═══ Records

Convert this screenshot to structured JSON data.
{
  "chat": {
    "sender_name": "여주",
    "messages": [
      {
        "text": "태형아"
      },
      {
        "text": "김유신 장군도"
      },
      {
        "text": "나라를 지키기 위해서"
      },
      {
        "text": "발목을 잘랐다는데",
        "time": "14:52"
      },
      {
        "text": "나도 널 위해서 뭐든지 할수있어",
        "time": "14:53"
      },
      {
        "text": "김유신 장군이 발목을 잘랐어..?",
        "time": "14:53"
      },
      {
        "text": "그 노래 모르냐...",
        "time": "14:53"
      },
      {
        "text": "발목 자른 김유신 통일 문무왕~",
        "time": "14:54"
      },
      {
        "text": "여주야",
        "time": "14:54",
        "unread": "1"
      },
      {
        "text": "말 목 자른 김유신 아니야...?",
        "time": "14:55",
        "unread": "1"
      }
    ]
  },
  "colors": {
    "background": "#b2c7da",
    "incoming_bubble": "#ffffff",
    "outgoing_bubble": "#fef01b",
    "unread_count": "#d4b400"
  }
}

══════
═══ Records

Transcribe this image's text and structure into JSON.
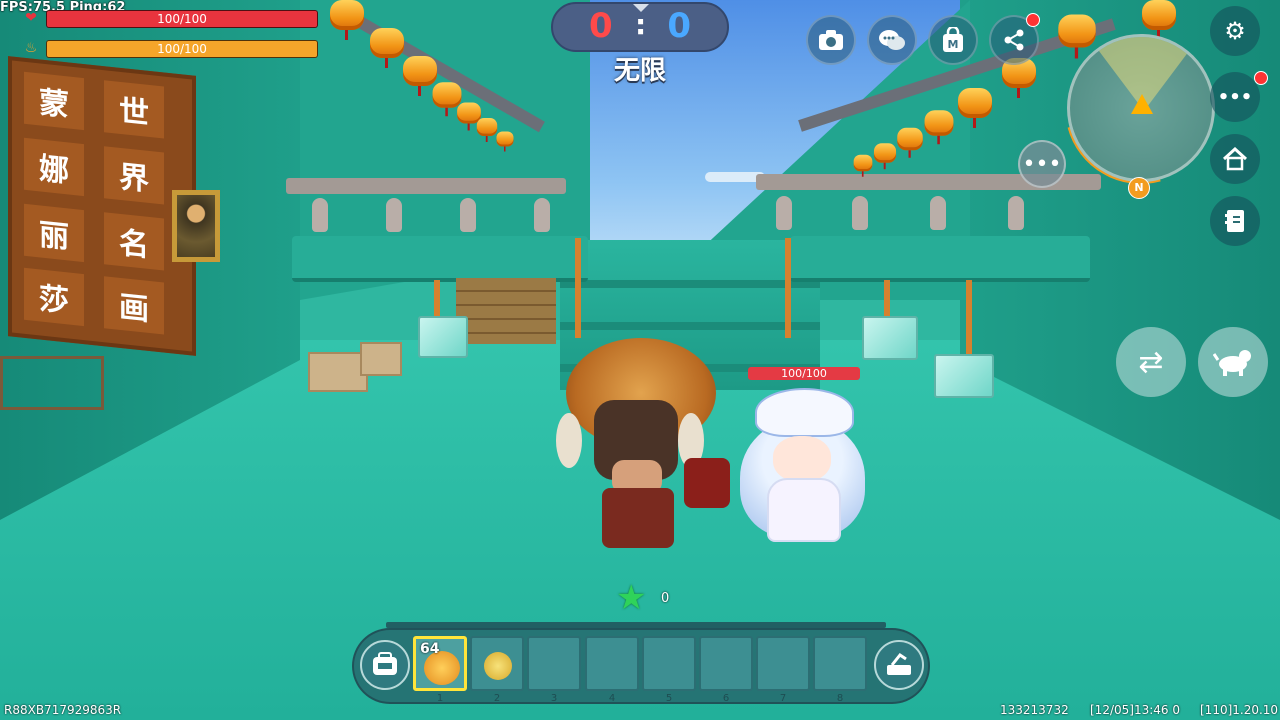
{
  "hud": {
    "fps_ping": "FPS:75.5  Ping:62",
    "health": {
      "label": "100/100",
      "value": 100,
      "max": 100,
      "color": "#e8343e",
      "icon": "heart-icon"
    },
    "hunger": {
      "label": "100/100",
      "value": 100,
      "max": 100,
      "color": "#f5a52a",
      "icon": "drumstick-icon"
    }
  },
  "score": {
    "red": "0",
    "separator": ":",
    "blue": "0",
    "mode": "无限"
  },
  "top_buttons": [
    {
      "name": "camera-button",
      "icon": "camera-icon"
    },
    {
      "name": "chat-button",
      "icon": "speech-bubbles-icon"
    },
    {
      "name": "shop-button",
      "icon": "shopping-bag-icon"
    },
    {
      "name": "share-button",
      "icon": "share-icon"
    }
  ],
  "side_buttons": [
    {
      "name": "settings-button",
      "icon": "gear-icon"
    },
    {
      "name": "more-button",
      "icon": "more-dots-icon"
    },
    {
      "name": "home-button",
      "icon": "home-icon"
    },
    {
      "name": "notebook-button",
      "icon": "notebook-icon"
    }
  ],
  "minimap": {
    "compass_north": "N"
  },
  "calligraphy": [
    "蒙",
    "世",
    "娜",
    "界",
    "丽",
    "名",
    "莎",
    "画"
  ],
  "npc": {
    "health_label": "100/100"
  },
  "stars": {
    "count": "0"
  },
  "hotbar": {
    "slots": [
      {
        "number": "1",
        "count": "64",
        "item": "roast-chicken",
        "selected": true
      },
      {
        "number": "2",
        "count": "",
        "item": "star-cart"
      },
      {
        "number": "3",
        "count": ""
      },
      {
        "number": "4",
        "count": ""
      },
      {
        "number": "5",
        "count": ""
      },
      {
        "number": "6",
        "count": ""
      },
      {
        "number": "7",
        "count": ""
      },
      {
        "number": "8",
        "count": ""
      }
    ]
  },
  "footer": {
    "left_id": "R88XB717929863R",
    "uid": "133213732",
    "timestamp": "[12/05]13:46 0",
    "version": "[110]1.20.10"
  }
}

══════

## Work required
Select from the material above each line in which the string "JSON" appears, and list those lines.

## Task result
Convert this screenshot to structured JSON data.
Transcribe this image's text and structure into JSON.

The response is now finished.